_Short exercise_
Pick out the lines below with "using" and list them.

_Record list_
---

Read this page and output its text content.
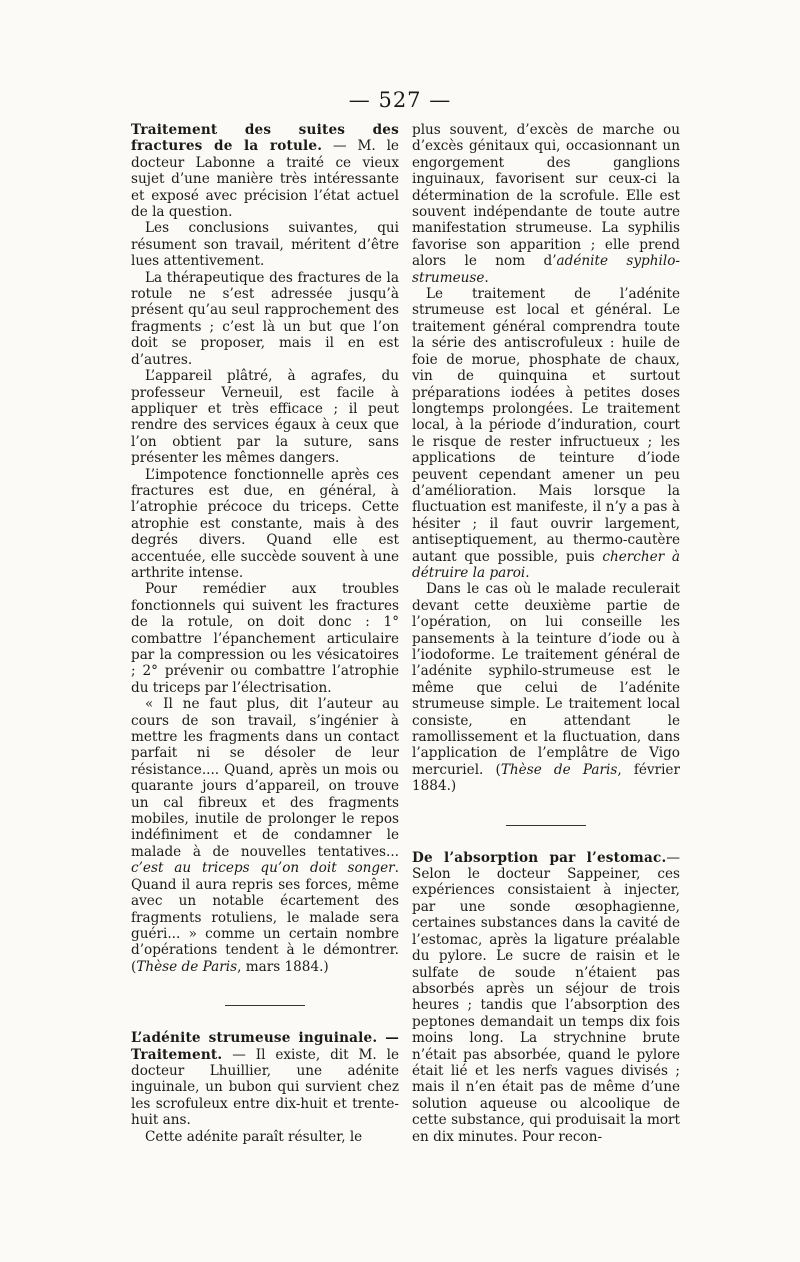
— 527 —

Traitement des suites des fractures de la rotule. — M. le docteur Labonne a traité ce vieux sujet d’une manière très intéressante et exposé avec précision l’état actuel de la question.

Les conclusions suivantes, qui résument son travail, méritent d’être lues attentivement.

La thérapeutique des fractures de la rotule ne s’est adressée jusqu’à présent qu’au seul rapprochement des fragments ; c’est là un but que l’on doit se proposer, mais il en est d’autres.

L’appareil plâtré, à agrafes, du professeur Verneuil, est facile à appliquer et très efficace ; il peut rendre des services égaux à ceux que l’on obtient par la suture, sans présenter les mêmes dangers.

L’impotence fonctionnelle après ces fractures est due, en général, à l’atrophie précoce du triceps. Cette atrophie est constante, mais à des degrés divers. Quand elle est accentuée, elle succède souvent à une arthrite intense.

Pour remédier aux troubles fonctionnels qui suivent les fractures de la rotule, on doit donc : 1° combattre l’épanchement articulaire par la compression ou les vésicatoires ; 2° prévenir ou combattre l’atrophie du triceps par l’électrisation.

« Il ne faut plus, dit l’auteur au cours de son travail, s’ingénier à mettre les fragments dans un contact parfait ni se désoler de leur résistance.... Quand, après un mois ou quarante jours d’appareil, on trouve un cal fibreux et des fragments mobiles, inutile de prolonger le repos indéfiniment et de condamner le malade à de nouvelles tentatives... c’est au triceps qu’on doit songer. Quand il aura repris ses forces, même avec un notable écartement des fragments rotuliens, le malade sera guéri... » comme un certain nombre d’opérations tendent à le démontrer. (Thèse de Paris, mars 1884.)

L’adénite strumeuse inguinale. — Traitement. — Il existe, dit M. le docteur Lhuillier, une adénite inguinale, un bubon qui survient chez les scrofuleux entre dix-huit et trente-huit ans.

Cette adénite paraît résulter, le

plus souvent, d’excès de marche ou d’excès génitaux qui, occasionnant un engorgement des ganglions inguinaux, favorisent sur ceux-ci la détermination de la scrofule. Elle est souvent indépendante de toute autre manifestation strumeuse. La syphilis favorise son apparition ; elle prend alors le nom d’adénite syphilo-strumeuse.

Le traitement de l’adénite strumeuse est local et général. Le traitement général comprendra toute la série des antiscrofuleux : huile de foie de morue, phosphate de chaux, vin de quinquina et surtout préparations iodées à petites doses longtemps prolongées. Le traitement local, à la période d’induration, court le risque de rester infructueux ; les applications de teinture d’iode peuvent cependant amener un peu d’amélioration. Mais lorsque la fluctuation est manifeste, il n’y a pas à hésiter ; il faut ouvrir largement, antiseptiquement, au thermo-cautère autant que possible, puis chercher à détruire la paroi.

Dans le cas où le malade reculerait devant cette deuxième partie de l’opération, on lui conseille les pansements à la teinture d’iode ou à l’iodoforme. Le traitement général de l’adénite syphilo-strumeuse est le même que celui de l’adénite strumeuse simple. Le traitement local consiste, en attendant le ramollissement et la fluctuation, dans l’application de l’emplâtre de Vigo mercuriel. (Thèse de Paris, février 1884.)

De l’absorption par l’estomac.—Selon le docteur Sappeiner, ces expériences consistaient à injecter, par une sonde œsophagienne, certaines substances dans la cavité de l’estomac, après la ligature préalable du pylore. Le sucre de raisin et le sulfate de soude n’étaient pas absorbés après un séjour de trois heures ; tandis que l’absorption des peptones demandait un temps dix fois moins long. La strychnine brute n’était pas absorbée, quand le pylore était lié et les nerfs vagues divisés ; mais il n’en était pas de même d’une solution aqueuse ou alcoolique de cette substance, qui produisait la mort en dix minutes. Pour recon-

---

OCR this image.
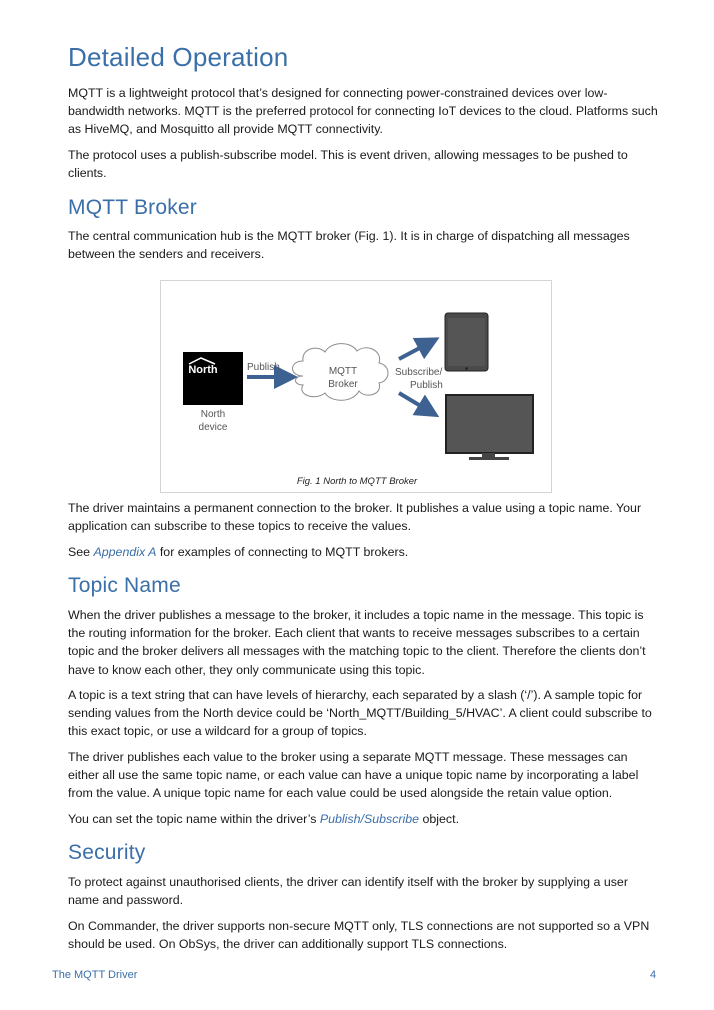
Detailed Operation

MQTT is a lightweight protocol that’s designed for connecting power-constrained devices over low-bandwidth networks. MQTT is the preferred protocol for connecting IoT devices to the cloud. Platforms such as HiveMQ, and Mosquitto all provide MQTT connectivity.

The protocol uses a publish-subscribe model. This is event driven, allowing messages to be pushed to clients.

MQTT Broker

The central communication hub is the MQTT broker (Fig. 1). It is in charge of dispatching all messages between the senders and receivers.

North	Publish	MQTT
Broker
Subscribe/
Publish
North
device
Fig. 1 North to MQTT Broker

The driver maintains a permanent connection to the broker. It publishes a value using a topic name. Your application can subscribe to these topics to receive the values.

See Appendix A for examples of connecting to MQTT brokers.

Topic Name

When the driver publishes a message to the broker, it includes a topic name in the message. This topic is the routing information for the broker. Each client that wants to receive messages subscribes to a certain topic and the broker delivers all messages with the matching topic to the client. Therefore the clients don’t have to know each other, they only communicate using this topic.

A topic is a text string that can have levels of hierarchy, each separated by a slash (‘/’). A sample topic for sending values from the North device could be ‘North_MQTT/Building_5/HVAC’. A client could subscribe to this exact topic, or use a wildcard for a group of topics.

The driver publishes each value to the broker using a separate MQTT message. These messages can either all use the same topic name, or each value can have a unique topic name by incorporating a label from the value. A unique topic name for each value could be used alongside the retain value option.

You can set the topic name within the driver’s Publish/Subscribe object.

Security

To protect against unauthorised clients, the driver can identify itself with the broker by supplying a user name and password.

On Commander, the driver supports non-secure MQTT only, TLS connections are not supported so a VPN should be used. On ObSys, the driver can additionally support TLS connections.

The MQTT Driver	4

---

_Written reply_
The driver maintains a permanent connection to the broker. It publishes a value using a topic name. Your application can subscribe to these topics to receive the values.
When the driver publishes a message to the broker, it includes a topic name in the message. This topic is the routing information for the broker. Each client that wants to receive messages subscribes to a certain topic and the broker delivers all messages with the matching topic to the client. Therefore the clients don’t have to know each other, they only communicate using this topic.
The driver publishes each value to the broker using a separate MQTT message. These messages can either all use the same topic name, or each value can have a unique topic name by incorporating a label from the value. A unique topic name for each value could be used alongside the retain value option.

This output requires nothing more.